[Records from a data collection]
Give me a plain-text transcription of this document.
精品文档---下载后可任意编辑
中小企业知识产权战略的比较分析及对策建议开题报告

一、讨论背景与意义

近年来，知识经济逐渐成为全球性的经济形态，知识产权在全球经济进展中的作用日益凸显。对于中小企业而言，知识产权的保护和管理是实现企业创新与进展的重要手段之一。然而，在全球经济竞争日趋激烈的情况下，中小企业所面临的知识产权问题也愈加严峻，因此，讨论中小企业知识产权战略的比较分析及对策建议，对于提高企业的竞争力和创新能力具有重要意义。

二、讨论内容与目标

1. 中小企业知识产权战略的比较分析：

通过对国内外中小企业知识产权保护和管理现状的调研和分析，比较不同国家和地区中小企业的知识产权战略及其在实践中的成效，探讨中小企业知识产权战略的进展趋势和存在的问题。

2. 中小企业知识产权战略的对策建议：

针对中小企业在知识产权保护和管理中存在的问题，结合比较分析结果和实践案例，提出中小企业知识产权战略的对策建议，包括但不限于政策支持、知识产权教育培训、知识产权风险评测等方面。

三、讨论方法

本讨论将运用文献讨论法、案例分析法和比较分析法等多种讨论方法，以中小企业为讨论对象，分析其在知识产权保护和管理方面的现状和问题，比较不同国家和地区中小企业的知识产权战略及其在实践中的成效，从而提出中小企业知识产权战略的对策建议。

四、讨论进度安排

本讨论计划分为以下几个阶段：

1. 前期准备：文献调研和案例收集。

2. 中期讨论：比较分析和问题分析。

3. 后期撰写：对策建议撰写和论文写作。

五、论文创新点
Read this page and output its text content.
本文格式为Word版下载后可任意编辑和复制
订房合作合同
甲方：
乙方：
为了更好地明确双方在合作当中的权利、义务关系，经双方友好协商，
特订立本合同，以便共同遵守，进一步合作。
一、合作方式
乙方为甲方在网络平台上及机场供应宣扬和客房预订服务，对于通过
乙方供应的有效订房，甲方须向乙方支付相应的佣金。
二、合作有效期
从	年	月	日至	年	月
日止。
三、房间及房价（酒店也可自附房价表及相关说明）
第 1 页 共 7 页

(Directive):
Tell how many lines of the data include the word "this", and nothing else.

(Exercise response):
2